◆ TASK BRIEF
Write out all of the entries that follow, word for word, but skip the pictures.

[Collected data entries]
•••••

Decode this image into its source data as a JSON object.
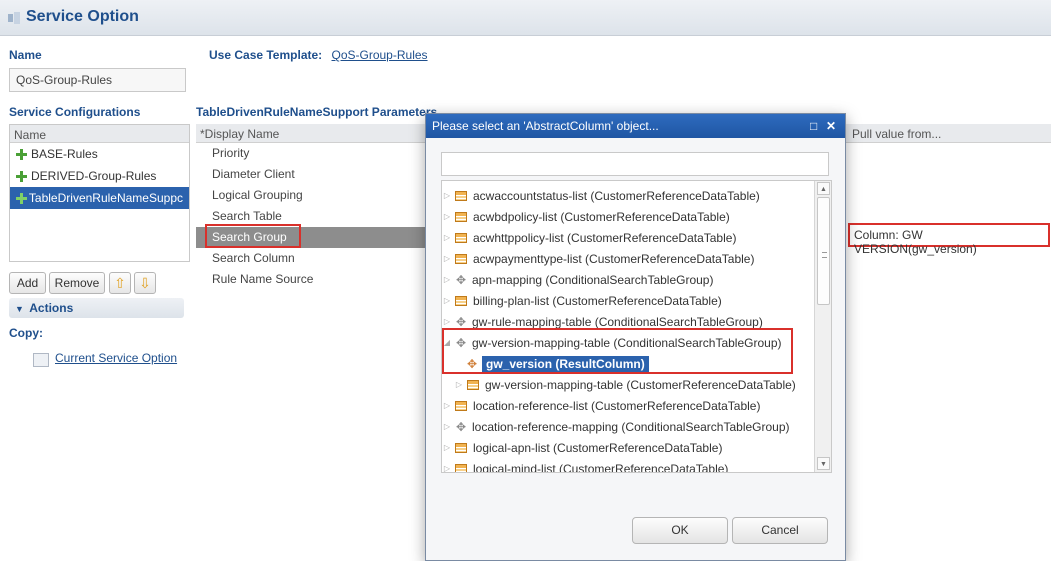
{
  "header": {
    "title": "Service Option",
    "icon": "service-option-icon"
  },
  "name_section": {
    "label": "Name",
    "value": "QoS-Group-Rules"
  },
  "use_case": {
    "label": "Use Case Template:",
    "link": "QoS-Group-Rules"
  },
  "service_configurations": {
    "label": "Service Configurations",
    "column_header": "Name",
    "items": [
      {
        "label": "BASE-Rules"
      },
      {
        "label": "DERIVED-Group-Rules"
      },
      {
        "label": "TableDrivenRuleNameSuppc"
      }
    ],
    "buttons": {
      "add": "Add",
      "remove": "Remove"
    }
  },
  "actions": {
    "label": "Actions",
    "copy_label": "Copy:",
    "current_service_option": "Current Service Option"
  },
  "parameters": {
    "title": "TableDrivenRuleNameSupport Parameters",
    "column_display_name": "*Display Name",
    "column_pull_value": "Pull value from...",
    "rows": [
      "Priority",
      "Diameter Client",
      "Logical Grouping",
      "Search Table",
      "Search Group",
      "Search Column",
      "Rule Name Source"
    ],
    "search_group_value": "Column: GW VERSION(gw_version)"
  },
  "dialog": {
    "title": "Please select an 'AbstractColumn' object...",
    "filter_value": "",
    "tree": [
      {
        "label": "acwaccountstatus-list (CustomerReferenceDataTable)",
        "icon": "table-icon"
      },
      {
        "label": "acwbdpolicy-list (CustomerReferenceDataTable)",
        "icon": "table-icon"
      },
      {
        "label": "acwhttppolicy-list (CustomerReferenceDataTable)",
        "icon": "table-icon"
      },
      {
        "label": "acwpaymenttype-list (CustomerReferenceDataTable)",
        "icon": "table-icon"
      },
      {
        "label": "apn-mapping (ConditionalSearchTableGroup)",
        "icon": "group-icon"
      },
      {
        "label": "billing-plan-list (CustomerReferenceDataTable)",
        "icon": "table-icon"
      },
      {
        "label": "gw-rule-mapping-table (ConditionalSearchTableGroup)",
        "icon": "group-icon"
      },
      {
        "label": "gw-version-mapping-table (ConditionalSearchTableGroup)",
        "icon": "group-icon"
      },
      {
        "label": "gw_version (ResultColumn)",
        "icon": "result-column-icon"
      },
      {
        "label": "gw-version-mapping-table (CustomerReferenceDataTable)",
        "icon": "table-icon"
      },
      {
        "label": "location-reference-list (CustomerReferenceDataTable)",
        "icon": "table-icon"
      },
      {
        "label": "location-reference-mapping (ConditionalSearchTableGroup)",
        "icon": "group-icon"
      },
      {
        "label": "logical-apn-list (CustomerReferenceDataTable)",
        "icon": "table-icon"
      },
      {
        "label": "logical-mind-list (CustomerReferenceDataTable)",
        "icon": "table-icon"
      }
    ],
    "ok": "OK",
    "cancel": "Cancel"
  },
  "colors": {
    "accent": "#1f4f8c",
    "selection": "#2b62ad",
    "highlight": "#d9302b"
  }
}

•••••

◆ SOLUTION FOR THIS EXERCISE
Decode this image into its source data as a JSON object.
{
  "header": {
    "title": "Service Option",
    "icon": "service-option-icon"
  },
  "name_section": {
    "label": "Name",
    "value": "QoS-Group-Rules"
  },
  "use_case": {
    "label": "Use Case Template:",
    "link": "QoS-Group-Rules"
  },
  "service_configurations": {
    "label": "Service Configurations",
    "column_header": "Name",
    "items": [
      {
        "label": "BASE-Rules"
      },
      {
        "label": "DERIVED-Group-Rules"
      },
      {
        "label": "TableDrivenRuleNameSuppc"
      }
    ],
    "buttons": {
      "add": "Add",
      "remove": "Remove"
    }
  },
  "actions": {
    "label": "Actions",
    "copy_label": "Copy:",
    "current_service_option": "Current Service Option"
  },
  "parameters": {
    "title": "TableDrivenRuleNameSupport Parameters",
    "column_display_name": "*Display Name",
    "column_pull_value": "Pull value from...",
    "rows": [
      "Priority",
      "Diameter Client",
      "Logical Grouping",
      "Search Table",
      "Search Group",
      "Search Column",
      "Rule Name Source"
    ],
    "search_group_value": "Column: GW VERSION(gw_version)"
  },
  "dialog": {
    "title": "Please select an 'AbstractColumn' object...",
    "filter_value": "",
    "tree": [
      {
        "label": "acwaccountstatus-list (CustomerReferenceDataTable)",
        "icon": "table-icon"
      },
      {
        "label": "acwbdpolicy-list (CustomerReferenceDataTable)",
        "icon": "table-icon"
      },
      {
        "label": "acwhttppolicy-list (CustomerReferenceDataTable)",
        "icon": "table-icon"
      },
      {
        "label": "acwpaymenttype-list (CustomerReferenceDataTable)",
        "icon": "table-icon"
      },
      {
        "label": "apn-mapping (ConditionalSearchTableGroup)",
        "icon": "group-icon"
      },
      {
        "label": "billing-plan-list (CustomerReferenceDataTable)",
        "icon": "table-icon"
      },
      {
        "label": "gw-rule-mapping-table (ConditionalSearchTableGroup)",
        "icon": "group-icon"
      },
      {
        "label": "gw-version-mapping-table (ConditionalSearchTableGroup)",
        "icon": "group-icon"
      },
      {
        "label": "gw_version (ResultColumn)",
        "icon": "result-column-icon"
      },
      {
        "label": "gw-version-mapping-table (CustomerReferenceDataTable)",
        "icon": "table-icon"
      },
      {
        "label": "location-reference-list (CustomerReferenceDataTable)",
        "icon": "table-icon"
      },
      {
        "label": "location-reference-mapping (ConditionalSearchTableGroup)",
        "icon": "group-icon"
      },
      {
        "label": "logical-apn-list (CustomerReferenceDataTable)",
        "icon": "table-icon"
      },
      {
        "label": "logical-mind-list (CustomerReferenceDataTable)",
        "icon": "table-icon"
      }
    ],
    "ok": "OK",
    "cancel": "Cancel"
  },
  "colors": {
    "accent": "#1f4f8c",
    "selection": "#2b62ad",
    "highlight": "#d9302b"
  }
}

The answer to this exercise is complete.